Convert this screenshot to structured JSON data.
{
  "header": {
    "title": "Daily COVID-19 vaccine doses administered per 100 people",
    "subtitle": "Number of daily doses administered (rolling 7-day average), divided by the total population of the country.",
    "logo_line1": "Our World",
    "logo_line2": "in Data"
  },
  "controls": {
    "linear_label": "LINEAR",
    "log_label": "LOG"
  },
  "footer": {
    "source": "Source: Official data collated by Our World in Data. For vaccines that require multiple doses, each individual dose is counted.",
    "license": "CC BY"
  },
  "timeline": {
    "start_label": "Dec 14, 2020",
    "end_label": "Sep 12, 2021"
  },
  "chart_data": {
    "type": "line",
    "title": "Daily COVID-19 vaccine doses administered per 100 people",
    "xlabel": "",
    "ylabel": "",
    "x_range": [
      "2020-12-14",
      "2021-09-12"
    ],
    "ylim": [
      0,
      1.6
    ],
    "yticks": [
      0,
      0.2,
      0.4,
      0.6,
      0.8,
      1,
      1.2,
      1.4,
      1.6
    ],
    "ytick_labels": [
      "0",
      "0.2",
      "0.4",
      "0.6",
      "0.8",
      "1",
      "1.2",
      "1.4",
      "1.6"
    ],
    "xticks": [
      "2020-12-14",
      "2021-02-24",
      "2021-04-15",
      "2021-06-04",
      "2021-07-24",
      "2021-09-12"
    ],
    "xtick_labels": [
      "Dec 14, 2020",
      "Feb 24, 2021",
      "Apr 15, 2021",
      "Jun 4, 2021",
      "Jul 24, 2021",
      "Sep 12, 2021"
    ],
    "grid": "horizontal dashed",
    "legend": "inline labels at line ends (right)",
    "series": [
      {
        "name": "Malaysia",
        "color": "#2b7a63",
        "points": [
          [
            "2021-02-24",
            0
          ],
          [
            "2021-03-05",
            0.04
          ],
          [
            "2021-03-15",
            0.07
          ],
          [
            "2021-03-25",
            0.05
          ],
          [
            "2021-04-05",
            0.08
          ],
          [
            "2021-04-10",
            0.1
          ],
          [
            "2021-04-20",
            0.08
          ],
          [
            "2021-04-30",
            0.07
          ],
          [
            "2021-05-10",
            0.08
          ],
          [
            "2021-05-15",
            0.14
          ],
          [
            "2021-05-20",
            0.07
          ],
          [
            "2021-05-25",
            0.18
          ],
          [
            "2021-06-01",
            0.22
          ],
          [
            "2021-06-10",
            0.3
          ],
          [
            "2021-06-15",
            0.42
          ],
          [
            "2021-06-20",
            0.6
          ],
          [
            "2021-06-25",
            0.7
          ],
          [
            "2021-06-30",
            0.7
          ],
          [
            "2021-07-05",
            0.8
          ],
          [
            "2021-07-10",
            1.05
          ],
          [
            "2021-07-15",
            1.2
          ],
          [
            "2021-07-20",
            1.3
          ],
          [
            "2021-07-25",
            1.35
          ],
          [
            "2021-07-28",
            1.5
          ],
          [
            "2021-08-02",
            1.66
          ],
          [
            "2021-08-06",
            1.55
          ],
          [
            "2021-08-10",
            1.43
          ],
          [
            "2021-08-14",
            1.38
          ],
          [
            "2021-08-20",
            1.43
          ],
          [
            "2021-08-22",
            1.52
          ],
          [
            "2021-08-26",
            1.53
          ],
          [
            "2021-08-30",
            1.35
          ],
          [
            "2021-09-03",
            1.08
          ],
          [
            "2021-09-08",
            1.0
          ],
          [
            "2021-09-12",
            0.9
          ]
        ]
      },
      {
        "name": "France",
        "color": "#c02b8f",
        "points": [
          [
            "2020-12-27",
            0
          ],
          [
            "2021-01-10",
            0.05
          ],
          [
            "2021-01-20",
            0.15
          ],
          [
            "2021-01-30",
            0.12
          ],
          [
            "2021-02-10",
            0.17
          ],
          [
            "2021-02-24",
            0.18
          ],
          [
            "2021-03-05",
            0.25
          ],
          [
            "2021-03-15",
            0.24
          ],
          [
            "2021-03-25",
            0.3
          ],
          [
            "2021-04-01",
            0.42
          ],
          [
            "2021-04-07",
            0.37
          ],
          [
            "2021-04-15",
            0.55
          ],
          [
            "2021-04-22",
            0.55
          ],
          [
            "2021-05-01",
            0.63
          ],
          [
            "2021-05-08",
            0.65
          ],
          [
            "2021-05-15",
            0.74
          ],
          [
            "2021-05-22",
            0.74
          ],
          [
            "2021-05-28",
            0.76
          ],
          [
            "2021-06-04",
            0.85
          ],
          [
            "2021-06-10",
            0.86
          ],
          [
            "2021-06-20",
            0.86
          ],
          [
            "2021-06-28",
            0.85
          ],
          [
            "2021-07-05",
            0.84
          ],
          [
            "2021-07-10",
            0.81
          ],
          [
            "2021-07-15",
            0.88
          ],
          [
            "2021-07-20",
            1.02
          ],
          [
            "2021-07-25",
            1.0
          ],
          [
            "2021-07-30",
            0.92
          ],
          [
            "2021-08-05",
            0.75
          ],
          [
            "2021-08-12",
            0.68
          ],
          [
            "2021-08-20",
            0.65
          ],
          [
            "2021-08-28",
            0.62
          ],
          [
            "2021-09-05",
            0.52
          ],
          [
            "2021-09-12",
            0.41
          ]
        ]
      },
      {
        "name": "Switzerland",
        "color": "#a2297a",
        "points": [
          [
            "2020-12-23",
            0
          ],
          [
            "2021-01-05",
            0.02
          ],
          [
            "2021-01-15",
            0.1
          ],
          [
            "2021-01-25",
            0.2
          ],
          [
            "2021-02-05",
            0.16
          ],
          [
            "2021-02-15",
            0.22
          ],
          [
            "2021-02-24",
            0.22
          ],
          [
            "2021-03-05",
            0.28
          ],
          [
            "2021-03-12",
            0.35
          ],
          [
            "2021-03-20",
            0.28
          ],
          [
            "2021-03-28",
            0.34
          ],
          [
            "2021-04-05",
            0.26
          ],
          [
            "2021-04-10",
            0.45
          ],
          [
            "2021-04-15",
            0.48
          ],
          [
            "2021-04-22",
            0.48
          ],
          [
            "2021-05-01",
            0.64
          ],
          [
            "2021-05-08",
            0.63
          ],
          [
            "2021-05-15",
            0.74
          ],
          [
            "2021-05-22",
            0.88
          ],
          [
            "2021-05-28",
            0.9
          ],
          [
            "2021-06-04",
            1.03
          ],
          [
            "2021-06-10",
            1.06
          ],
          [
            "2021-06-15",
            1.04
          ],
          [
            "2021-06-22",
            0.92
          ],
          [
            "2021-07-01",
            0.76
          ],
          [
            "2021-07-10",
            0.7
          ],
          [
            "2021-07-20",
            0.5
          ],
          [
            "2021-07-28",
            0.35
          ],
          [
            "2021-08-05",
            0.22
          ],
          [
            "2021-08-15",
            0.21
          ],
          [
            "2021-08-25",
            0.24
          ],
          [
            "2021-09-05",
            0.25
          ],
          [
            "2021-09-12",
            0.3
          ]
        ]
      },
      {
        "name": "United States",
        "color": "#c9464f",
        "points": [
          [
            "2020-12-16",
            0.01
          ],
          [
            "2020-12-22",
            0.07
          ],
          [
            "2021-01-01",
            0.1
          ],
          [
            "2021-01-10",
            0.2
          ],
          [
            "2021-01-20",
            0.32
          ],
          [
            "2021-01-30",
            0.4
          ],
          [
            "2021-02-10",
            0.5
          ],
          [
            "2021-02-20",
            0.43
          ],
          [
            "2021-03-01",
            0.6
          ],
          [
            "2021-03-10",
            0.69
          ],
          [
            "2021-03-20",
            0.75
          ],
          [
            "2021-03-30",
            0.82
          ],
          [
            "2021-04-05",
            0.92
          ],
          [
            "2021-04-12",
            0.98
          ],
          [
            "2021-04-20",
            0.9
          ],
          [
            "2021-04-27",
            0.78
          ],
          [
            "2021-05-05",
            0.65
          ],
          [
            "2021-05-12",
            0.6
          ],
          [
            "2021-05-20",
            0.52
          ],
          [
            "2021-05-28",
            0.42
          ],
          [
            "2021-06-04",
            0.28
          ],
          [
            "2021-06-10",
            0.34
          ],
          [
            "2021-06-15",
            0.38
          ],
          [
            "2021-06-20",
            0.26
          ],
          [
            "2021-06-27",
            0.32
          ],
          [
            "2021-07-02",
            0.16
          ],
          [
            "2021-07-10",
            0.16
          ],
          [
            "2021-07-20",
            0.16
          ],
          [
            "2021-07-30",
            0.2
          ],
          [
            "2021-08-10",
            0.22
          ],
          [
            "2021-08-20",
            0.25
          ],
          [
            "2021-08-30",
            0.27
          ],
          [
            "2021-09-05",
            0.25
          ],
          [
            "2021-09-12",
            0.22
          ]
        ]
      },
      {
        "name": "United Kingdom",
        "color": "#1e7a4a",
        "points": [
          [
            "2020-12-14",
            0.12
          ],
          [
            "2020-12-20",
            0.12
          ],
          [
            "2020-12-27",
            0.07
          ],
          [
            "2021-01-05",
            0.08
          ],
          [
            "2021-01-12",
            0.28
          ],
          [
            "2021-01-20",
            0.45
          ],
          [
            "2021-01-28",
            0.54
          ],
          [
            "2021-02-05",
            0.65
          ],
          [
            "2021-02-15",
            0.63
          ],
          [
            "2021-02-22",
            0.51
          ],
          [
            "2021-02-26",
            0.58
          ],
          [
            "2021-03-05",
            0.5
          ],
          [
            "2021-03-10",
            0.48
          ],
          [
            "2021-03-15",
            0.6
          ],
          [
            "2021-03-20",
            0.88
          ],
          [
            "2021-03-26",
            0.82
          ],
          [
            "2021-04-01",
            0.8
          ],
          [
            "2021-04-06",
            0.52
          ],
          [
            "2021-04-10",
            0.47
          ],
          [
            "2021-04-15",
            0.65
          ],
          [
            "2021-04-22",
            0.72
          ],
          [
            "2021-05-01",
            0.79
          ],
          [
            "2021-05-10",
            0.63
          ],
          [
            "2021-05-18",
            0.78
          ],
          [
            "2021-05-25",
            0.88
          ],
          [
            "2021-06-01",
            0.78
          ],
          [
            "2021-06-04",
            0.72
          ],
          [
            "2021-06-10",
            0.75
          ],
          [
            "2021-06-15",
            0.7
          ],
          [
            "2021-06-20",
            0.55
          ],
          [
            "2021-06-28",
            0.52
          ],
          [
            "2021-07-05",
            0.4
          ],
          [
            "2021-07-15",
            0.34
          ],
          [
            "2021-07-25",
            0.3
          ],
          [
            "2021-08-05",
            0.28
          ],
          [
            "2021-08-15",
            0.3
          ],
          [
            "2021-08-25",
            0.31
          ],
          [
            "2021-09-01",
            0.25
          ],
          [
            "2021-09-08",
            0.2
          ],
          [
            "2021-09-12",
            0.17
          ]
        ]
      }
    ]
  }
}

Prompt ▸
Say how many lines in this material hold "United", and say nothing else.

Answer below ▸
2